Extract each line of the data and write it out again exactly.
>> start Given data
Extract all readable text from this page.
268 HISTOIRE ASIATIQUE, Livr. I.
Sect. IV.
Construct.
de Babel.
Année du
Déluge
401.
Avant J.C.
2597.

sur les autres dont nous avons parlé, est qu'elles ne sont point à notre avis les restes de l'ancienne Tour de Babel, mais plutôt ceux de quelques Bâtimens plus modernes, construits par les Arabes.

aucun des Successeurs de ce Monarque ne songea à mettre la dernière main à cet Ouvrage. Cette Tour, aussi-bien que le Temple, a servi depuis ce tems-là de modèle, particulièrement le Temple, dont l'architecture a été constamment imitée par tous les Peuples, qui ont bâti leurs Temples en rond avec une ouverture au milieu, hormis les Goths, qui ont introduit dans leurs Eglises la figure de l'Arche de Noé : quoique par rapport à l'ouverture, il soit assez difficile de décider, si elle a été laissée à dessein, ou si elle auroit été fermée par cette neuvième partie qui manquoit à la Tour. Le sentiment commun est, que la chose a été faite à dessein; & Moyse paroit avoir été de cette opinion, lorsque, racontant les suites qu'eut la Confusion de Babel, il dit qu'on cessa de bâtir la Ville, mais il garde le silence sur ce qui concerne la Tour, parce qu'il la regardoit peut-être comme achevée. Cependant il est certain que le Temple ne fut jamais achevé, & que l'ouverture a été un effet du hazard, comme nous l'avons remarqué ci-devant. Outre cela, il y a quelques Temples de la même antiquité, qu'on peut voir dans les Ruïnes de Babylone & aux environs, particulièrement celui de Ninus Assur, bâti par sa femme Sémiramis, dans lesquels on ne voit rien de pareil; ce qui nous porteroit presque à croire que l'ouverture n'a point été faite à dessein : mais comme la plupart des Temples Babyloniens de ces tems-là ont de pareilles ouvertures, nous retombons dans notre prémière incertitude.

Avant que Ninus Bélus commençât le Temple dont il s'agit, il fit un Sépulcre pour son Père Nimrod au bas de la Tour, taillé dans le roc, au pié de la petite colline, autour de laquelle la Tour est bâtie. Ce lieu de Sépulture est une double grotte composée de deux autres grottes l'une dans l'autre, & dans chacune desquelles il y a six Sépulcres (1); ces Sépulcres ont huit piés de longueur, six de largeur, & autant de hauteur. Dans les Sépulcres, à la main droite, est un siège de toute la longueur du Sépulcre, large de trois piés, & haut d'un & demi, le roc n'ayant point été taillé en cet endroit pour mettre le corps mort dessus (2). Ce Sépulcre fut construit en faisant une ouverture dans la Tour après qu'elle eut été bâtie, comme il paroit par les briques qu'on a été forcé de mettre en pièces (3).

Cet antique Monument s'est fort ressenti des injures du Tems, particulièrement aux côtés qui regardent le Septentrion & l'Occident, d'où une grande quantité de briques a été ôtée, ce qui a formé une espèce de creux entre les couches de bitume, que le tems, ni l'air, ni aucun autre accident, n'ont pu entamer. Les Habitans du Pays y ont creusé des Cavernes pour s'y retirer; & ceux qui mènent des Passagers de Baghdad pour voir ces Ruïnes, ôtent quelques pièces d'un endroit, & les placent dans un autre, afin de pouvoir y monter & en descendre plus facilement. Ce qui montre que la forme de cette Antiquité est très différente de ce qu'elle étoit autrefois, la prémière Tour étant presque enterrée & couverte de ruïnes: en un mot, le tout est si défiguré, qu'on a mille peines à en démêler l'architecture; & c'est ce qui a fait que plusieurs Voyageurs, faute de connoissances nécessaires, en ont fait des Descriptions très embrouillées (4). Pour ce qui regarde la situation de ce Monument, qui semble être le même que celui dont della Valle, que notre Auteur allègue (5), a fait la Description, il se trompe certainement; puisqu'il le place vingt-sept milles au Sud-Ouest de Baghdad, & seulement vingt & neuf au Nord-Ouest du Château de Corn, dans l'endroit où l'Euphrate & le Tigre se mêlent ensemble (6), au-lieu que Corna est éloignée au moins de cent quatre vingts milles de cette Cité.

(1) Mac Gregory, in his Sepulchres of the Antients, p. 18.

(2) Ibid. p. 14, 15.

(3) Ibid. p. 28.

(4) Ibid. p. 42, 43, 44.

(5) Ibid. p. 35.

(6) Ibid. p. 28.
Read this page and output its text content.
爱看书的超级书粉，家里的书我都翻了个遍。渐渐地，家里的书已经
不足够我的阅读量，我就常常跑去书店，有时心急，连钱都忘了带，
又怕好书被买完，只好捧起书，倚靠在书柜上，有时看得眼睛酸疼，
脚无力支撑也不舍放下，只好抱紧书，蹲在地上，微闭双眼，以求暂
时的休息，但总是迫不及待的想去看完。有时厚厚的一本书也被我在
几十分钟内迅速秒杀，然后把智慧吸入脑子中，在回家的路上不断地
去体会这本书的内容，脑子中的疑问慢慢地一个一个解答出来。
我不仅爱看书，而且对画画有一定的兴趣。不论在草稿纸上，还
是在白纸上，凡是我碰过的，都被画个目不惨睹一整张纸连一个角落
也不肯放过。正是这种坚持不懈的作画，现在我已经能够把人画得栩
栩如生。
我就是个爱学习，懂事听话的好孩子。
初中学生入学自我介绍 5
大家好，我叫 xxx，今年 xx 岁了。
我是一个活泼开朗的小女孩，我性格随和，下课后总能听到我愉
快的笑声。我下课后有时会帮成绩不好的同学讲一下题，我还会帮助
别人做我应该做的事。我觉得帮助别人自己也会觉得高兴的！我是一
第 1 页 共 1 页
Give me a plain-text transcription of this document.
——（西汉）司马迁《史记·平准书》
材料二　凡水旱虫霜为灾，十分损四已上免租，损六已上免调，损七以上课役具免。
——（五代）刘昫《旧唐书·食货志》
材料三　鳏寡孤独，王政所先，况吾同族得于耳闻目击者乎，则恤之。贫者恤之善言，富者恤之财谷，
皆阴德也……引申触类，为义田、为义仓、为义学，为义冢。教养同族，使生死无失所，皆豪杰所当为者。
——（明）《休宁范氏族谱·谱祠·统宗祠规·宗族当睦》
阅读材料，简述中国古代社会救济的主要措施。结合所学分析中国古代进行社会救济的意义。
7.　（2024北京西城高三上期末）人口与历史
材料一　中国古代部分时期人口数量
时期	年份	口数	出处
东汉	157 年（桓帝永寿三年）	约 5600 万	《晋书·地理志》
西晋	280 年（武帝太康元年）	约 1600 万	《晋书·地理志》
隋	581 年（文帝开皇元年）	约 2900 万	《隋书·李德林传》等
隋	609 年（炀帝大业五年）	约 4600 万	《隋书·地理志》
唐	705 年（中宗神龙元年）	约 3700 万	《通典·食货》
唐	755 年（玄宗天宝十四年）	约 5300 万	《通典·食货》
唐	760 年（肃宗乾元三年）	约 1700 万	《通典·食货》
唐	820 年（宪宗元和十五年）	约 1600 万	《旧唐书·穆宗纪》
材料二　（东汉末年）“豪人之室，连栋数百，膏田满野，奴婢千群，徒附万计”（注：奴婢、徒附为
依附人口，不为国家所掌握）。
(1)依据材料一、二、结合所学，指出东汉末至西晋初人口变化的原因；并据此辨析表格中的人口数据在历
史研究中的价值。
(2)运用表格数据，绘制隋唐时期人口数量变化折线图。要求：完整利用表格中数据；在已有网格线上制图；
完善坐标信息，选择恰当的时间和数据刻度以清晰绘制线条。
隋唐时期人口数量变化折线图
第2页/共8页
>> end Given data
> [Answer to this problem]:
Extract all readable text from this page.
268 HISTOIRE ASIATIQUE, Livr. I.
Sect. IV.
Construct.
de Babel.
Année du
Déluge
401.
Avant J.C.
2597.

sur les autres dont nous avons parlé, est qu'elles ne sont point à notre avis les restes de l'ancienne Tour de Babel, mais plutôt ceux de quelques Bâtimens plus modernes, construits par les Arabes.

aucun des Successeurs de ce Monarque ne songea à mettre la dernière main à cet Ouvrage. Cette Tour, aussi-bien que le Temple, a servi depuis ce tems-là de modèle, particulièrement le Temple, dont l'architecture a été constamment imitée par tous les Peuples, qui ont bâti leurs Temples en rond avec une ouverture au milieu, hormis les Goths, qui ont introduit dans leurs Eglises la figure de l'Arche de Noé : quoique par rapport à l'ouverture, il soit assez difficile de décider, si elle a été laissée à dessein, ou si elle auroit été fermée par cette neuvième partie qui manquoit à la Tour. Le sentiment commun est, que la chose a été faite à dessein; & Moyse paroit avoir été de cette opinion, lorsque, racontant les suites qu'eut la Confusion de Babel, il dit qu'on cessa de bâtir la Ville, mais il garde le silence sur ce qui concerne la Tour, parce qu'il la regardoit peut-être comme achevée. Cependant il est certain que le Temple ne fut jamais achevé, & que l'ouverture a été un effet du hazard, comme nous l'avons remarqué ci-devant. Outre cela, il y a quelques Temples de la même antiquité, qu'on peut voir dans les Ruïnes de Babylone & aux environs, particulièrement celui de Ninus Assur, bâti par sa femme Sémiramis, dans lesquels on ne voit rien de pareil; ce qui nous porteroit presque à croire que l'ouverture n'a point été faite à dessein : mais comme la plupart des Temples Babyloniens de ces tems-là ont de pareilles ouvertures, nous retombons dans notre prémière incertitude.

Avant que Ninus Bélus commençât le Temple dont il s'agit, il fit un Sépulcre pour son Père Nimrod au bas de la Tour, taillé dans le roc, au pié de la petite colline, autour de laquelle la Tour est bâtie. Ce lieu de Sépulture est une double grotte composée de deux autres grottes l'une dans l'autre, & dans chacune desquelles il y a six Sépulcres (1); ces Sépulcres ont huit piés de longueur, six de largeur, & autant de hauteur. Dans les Sépulcres, à la main droite, est un siège de toute la longueur du Sépulcre, large de trois piés, & haut d'un & demi, le roc n'ayant point été taillé en cet endroit pour mettre le corps mort dessus (2). Ce Sépulcre fut construit en faisant une ouverture dans la Tour après qu'elle eut été bâtie, comme il paroit par les briques qu'on a été forcé de mettre en pièces (3).

Cet antique Monument s'est fort ressenti des injures du Tems, particulièrement aux côtés qui regardent le Septentrion & l'Occident, d'où une grande quantité de briques a été ôtée, ce qui a formé une espèce de creux entre les couches de bitume, que le tems, ni l'air, ni aucun autre accident, n'ont pu entamer. Les Habitans du Pays y ont creusé des Cavernes pour s'y retirer; & ceux qui mènent des Passagers de Baghdad pour voir ces Ruïnes, ôtent quelques pièces d'un endroit, & les placent dans un autre, afin de pouvoir y monter & en descendre plus facilement. Ce qui montre que la forme de cette Antiquité est très différente de ce qu'elle étoit autrefois, la prémière Tour étant presque enterrée & couverte de ruïnes: en un mot, le tout est si défiguré, qu'on a mille peines à en démêler l'architecture; & c'est ce qui a fait que plusieurs Voyageurs, faute de connoissances nécessaires, en ont fait des Descriptions très embrouillées (4). Pour ce qui regarde la situation de ce Monument, qui semble être le même que celui dont della Valle, que notre Auteur allègue (5), a fait la Description, il se trompe certainement; puisqu'il le place vingt-sept milles au Sud-Ouest de Baghdad, & seulement vingt & neuf au Nord-Ouest du Château de Corn, dans l'endroit où l'Euphrate & le Tigre se mêlent ensemble (6), au-lieu que Corna est éloignée au moins de cent quatre vingts milles de cette Cité.

(1) Mac Gregory, in his Sepulchres of the Antients, p. 18.

(2) Ibid. p. 14, 15.

(3) Ibid. p. 28.

(4) Ibid. p. 42, 43, 44.

(5) Ibid. p. 35.

(6) Ibid. p. 28.
Read this page and output its text content.
爱看书的超级书粉，家里的书我都翻了个遍。渐渐地，家里的书已经
不足够我的阅读量，我就常常跑去书店，有时心急，连钱都忘了带，
又怕好书被买完，只好捧起书，倚靠在书柜上，有时看得眼睛酸疼，
脚无力支撑也不舍放下，只好抱紧书，蹲在地上，微闭双眼，以求暂
时的休息，但总是迫不及待的想去看完。有时厚厚的一本书也被我在
几十分钟内迅速秒杀，然后把智慧吸入脑子中，在回家的路上不断地
去体会这本书的内容，脑子中的疑问慢慢地一个一个解答出来。
我不仅爱看书，而且对画画有一定的兴趣。不论在草稿纸上，还
是在白纸上，凡是我碰过的，都被画个目不惨睹一整张纸连一个角落
也不肯放过。正是这种坚持不懈的作画，现在我已经能够把人画得栩
栩如生。
我就是个爱学习，懂事听话的好孩子。
初中学生入学自我介绍 5
大家好，我叫 xxx，今年 xx 岁了。
我是一个活泼开朗的小女孩，我性格随和，下课后总能听到我愉
快的笑声。我下课后有时会帮成绩不好的同学讲一下题，我还会帮助
别人做我应该做的事。我觉得帮助别人自己也会觉得高兴的！我是一
第 1 页 共 1 页
Give me a plain-text transcription of this document.
——（西汉）司马迁《史记·平准书》
材料二　凡水旱虫霜为灾，十分损四已上免租，损六已上免调，损七以上课役具免。
——（五代）刘昫《旧唐书·食货志》
材料三　鳏寡孤独，王政所先，况吾同族得于耳闻目击者乎，则恤之。贫者恤之善言，富者恤之财谷，
皆阴德也……引申触类，为义田、为义仓、为义学，为义冢。教养同族，使生死无失所，皆豪杰所当为者。
——（明）《休宁范氏族谱·谱祠·统宗祠规·宗族当睦》
阅读材料，简述中国古代社会救济的主要措施。结合所学分析中国古代进行社会救济的意义。
7.　（2024北京西城高三上期末）人口与历史
材料一　中国古代部分时期人口数量
时期	年份	口数	出处
东汉	157 年（桓帝永寿三年）	约 5600 万	《晋书·地理志》
西晋	280 年（武帝太康元年）	约 1600 万	《晋书·地理志》
隋	581 年（文帝开皇元年）	约 2900 万	《隋书·李德林传》等
隋	609 年（炀帝大业五年）	约 4600 万	《隋书·地理志》
唐	705 年（中宗神龙元年）	约 3700 万	《通典·食货》
唐	755 年（玄宗天宝十四年）	约 5300 万	《通典·食货》
唐	760 年（肃宗乾元三年）	约 1700 万	《通典·食货》
唐	820 年（宪宗元和十五年）	约 1600 万	《旧唐书·穆宗纪》
材料二　（东汉末年）“豪人之室，连栋数百，膏田满野，奴婢千群，徒附万计”（注：奴婢、徒附为
依附人口，不为国家所掌握）。
(1)依据材料一、二、结合所学，指出东汉末至西晋初人口变化的原因；并据此辨析表格中的人口数据在历
史研究中的价值。
(2)运用表格数据，绘制隋唐时期人口数量变化折线图。要求：完整利用表格中数据；在已有网格线上制图；
完善坐标信息，选择恰当的时间和数据刻度以清晰绘制线条。
隋唐时期人口数量变化折线图
第2页/共8页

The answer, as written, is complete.